EXERCISE TASK
Copy out each line of the data that holds the word "яшәү".

** Start **

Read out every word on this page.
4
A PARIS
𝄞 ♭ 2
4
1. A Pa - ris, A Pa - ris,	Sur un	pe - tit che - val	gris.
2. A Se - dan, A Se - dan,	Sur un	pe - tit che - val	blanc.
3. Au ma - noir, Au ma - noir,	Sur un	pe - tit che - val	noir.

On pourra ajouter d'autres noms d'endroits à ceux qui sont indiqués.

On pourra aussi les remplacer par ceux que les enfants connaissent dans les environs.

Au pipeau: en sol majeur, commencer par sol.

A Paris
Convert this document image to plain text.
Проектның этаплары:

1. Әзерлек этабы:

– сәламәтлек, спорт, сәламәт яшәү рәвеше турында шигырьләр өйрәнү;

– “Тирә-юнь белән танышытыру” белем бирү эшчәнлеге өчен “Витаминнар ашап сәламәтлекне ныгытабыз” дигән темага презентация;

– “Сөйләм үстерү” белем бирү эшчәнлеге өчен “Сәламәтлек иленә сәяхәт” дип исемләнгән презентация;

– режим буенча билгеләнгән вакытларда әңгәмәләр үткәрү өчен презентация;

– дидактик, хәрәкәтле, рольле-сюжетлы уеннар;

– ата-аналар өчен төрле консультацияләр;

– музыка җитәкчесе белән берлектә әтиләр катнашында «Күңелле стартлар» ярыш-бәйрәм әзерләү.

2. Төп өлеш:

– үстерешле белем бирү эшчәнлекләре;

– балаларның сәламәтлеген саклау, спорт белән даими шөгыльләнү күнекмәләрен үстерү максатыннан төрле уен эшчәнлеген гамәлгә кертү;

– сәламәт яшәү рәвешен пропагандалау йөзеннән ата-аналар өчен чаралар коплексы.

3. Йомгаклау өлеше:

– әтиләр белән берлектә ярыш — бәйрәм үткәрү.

** End **

TASK OUTPUT
– сәламәтлек, спорт, сәламәт яшәү рәвеше турында шигырьләр өйрәнү;
– сәламәт яшәү рәвешен пропагандалау йөзеннән ата-аналар өчен чаралар коплексы.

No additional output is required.